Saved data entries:
+++++

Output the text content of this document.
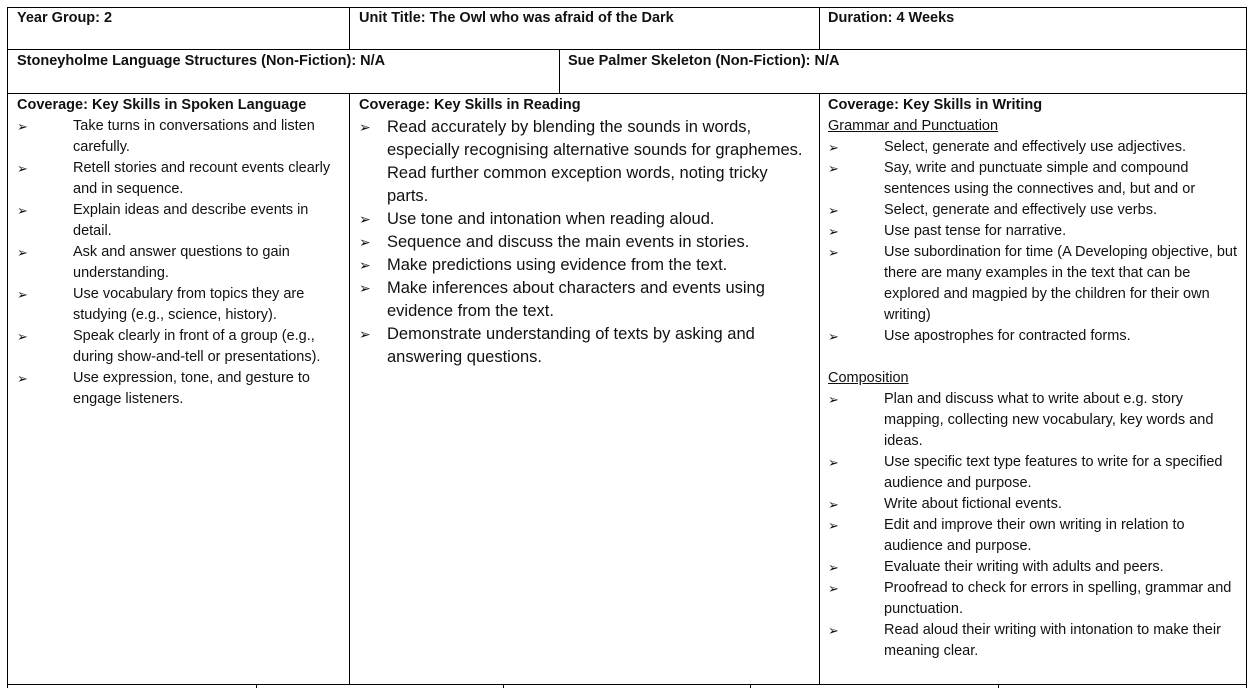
Year Group: 2	Unit Title: The Owl who was afraid of the Dark	Duration: 4 Weeks
Stoneyholme Language Structures (Non-Fiction): N/A	Sue Palmer Skeleton (Non-Fiction): N/A
Coverage: Key Skills in Spoken Language
➢	Take turns in conversations and listen carefully.
➢	Retell stories and recount events clearly and in sequence.
➢	Explain ideas and describe events in detail.
➢	Ask and answer questions to gain understanding.
➢	Use vocabulary from topics they are studying (e.g., science, history).
➢	Speak clearly in front of a group (e.g., during show-and-tell or presentations).
➢	Use expression, tone, and gesture to engage listeners.
Coverage: Key Skills in Reading
➢ Read accurately by blending the sounds in words, especially recognising alternative sounds for graphemes. Read further common exception words, noting tricky parts.
➢ Use tone and intonation when reading aloud.
➢ Sequence and discuss the main events in stories.
➢ Make predictions using evidence from the text.
➢ Make inferences about characters and events using evidence from the text.
➢ Demonstrate understanding of texts by asking and answering questions.
Coverage: Key Skills in Writing
Grammar and Punctuation
➢	Select, generate and effectively use adjectives.
➢	Say, write and punctuate simple and compound sentences using the connectives and, but and or
➢	Select, generate and effectively use verbs.
➢	Use past tense for narrative.
➢	Use subordination for time (A Developing objective, but there are many examples in the text that can be explored and magpied by the children for their own writing)
➢	Use apostrophes for contracted forms.
Composition
➢	Plan and discuss what to write about e.g. story mapping, collecting new vocabulary, key words and ideas.
➢	Use specific text type features to write for a specified audience and purpose.
➢	Write about fictional events.
➢	Edit and improve their own writing in relation to audience and purpose.
➢	Evaluate their writing with adults and peers.
➢	Proofread to check for errors in spelling, grammar and punctuation.
➢	Read aloud their writing with intonation to make their meaning clear.
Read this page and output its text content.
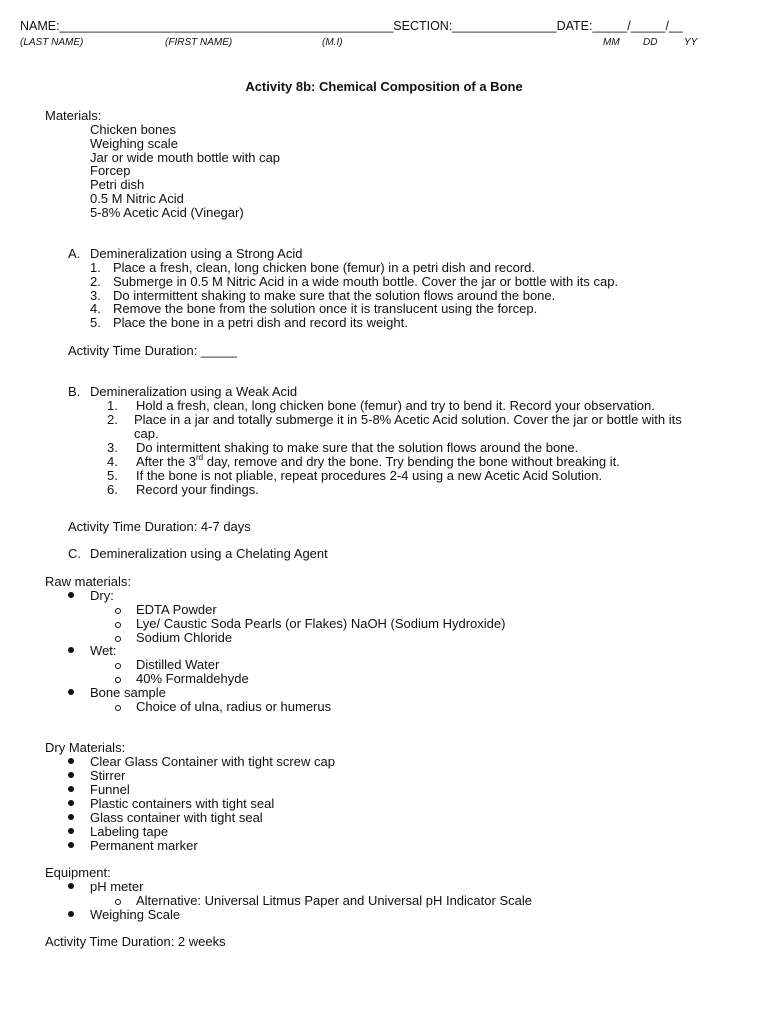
NAME:________________________________________________SECTION:_______________DATE:_____/_____/__
(LAST NAME)	(FIRST NAME)	(M.I)	MM DD	YY
Activity 8b: Chemical Composition of a Bone
Materials:
Chicken bones
Weighing scale
Jar or wide mouth bottle with cap
Forcep
Petri dish
0.5 M Nitric Acid
5-8% Acetic Acid (Vinegar)
A. Demineralization using a Strong Acid
1. Place a fresh, clean, long chicken bone (femur) in a petri dish and record.
2. Submerge in 0.5 M Nitric Acid in a wide mouth bottle. Cover the jar or bottle with its cap.
3. Do intermittent shaking to make sure that the solution flows around the bone.
4. Remove the bone from the solution once it is translucent using the forcep.
5. Place the bone in a petri dish and record its weight.
Activity Time Duration: _____
B. Demineralization using a Weak Acid
1. Hold a fresh, clean, long chicken bone (femur) and try to bend it. Record your observation.
2. Place in a jar and totally submerge it in 5-8% Acetic Acid solution. Cover the jar or bottle with its
cap.
3. Do intermittent shaking to make sure that the solution flows around the bone.
4. After the 3rd day, remove and dry the bone. Try bending the bone without breaking it.
5. If the bone is not pliable, repeat procedures 2-4 using a new Acetic Acid Solution.
6. Record your findings.
Activity Time Duration: 4-7 days
C. Demineralization using a Chelating Agent
Raw materials:
Dry:
EDTA Powder
Lye/ Caustic Soda Pearls (or Flakes) NaOH (Sodium Hydroxide)
Sodium Chloride
Wet:
Distilled Water
40% Formaldehyde
Bone sample
Choice of ulna, radius or humerus
Dry Materials:
Clear Glass Container with tight screw cap
Stirrer
Funnel
Plastic containers with tight seal
Glass container with tight seal
Labeling tape
Permanent marker
Equipment:
pH meter
Alternative: Universal Litmus Paper and Universal pH Indicator Scale
Weighing Scale
Activity Time Duration: 2 weeks
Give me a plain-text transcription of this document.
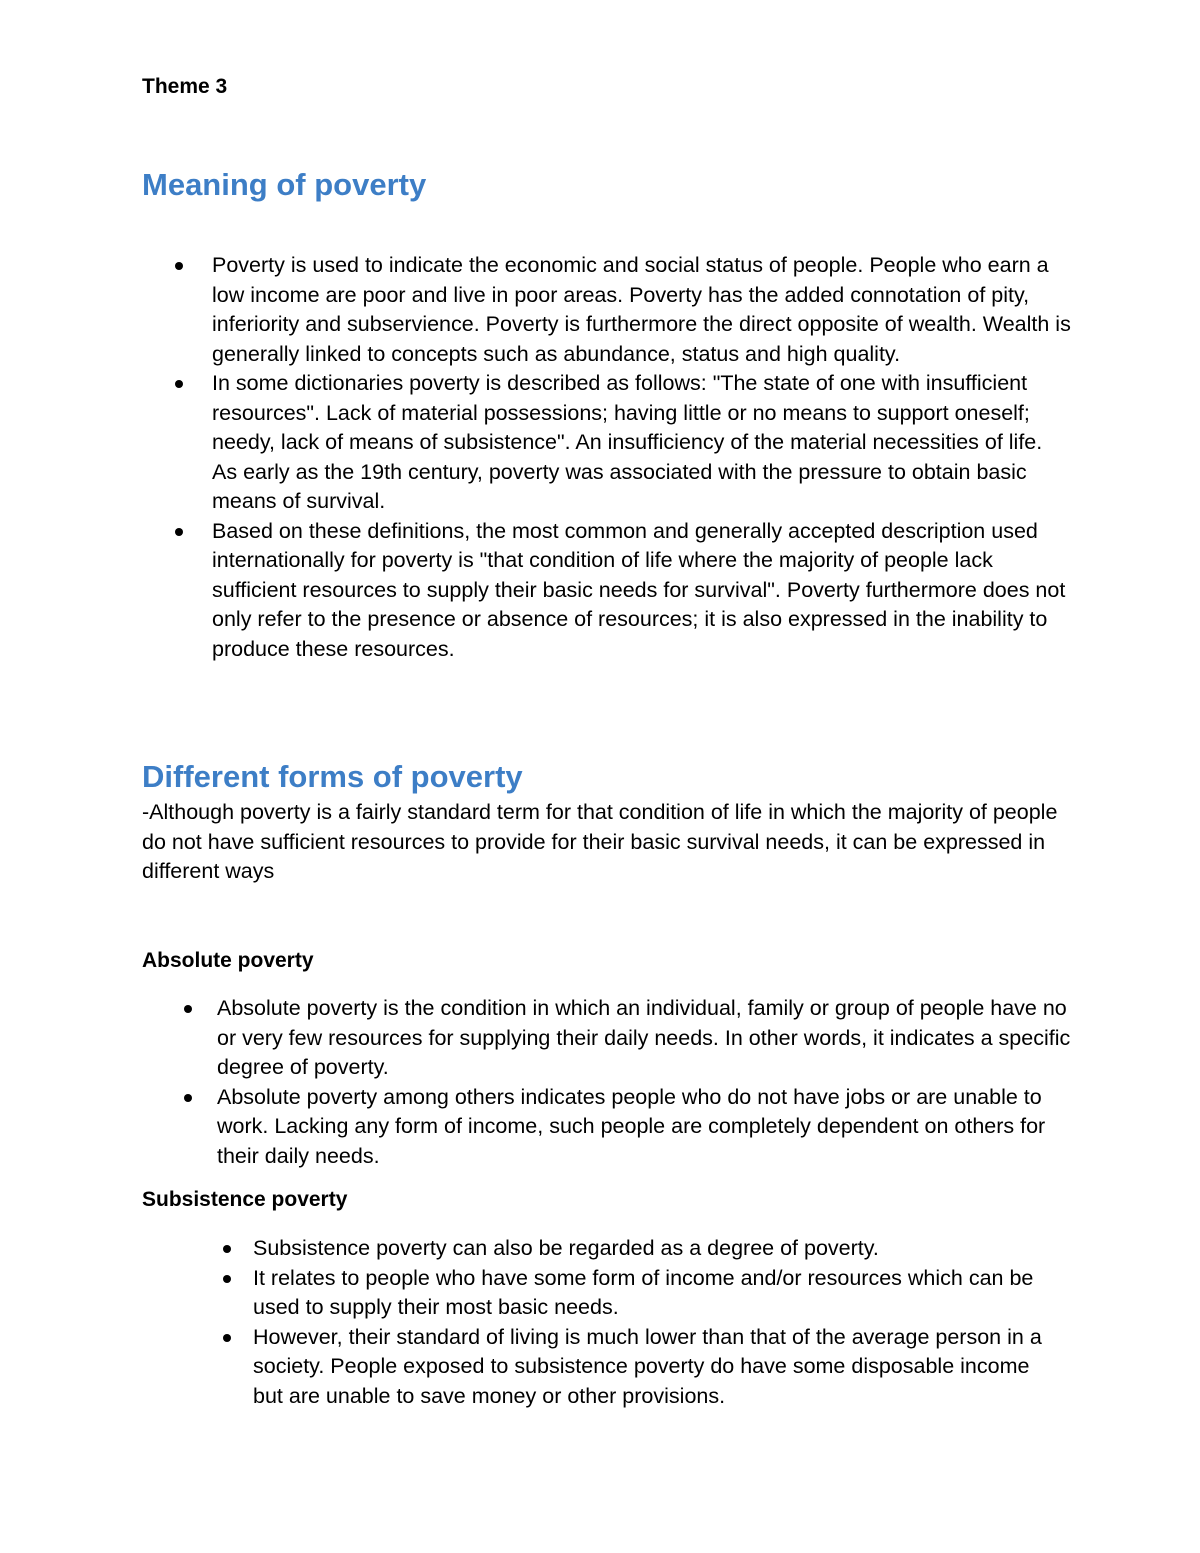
Theme 3
Meaning of poverty
Poverty is used to indicate the economic and social status of people. People who earn a low income are poor and live in poor areas. Poverty has the added connotation of pity, inferiority and subservience. Poverty is furthermore the direct opposite of wealth. Wealth is generally linked to concepts such as abundance, status and high quality.
In some dictionaries poverty is described as follows: "The state of one with insufficient resources". Lack of material possessions; having little or no means to support oneself; needy, lack of means of subsistence". An insufficiency of the material necessities of life. As early as the 19th century, poverty was associated with the pressure to obtain basic means of survival.
Based on these definitions, the most common and generally accepted description used internationally for poverty is "that condition of life where the majority of people lack sufficient resources to supply their basic needs for survival". Poverty furthermore does not only refer to the presence or absence of resources; it is also expressed in the inability to produce these resources.
Different forms of poverty

-Although poverty is a fairly standard term for that condition of life in which the majority of people do not have sufficient resources to provide for their basic survival needs, it can be expressed in different ways

Absolute poverty
Absolute poverty is the condition in which an individual, family or group of people have no or very few resources for supplying their daily needs. In other words, it indicates a specific degree of poverty.
Absolute poverty among others indicates people who do not have jobs or are unable to work. Lacking any form of income, such people are completely dependent on others for their daily needs.
Subsistence poverty
Subsistence poverty can also be regarded as a degree of poverty.
It relates to people who have some form of income and/or resources which can be used to supply their most basic needs.
However, their standard of living is much lower than that of the average person in a society. People exposed to subsistence poverty do have some disposable income but are unable to save money or other provisions.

+++++

■ EXERCISE DIRECTIONS ■
Copy out every line with the word "unable".

■ WORKED ANSWER ■
Absolute poverty among others indicates people who do not have jobs or are unable to work. Lacking any form of income, such people are completely dependent on others for their daily needs.
However, their standard of living is much lower than that of the average person in a society. People exposed to subsistence poverty do have some disposable income but are unable to save money or other provisions.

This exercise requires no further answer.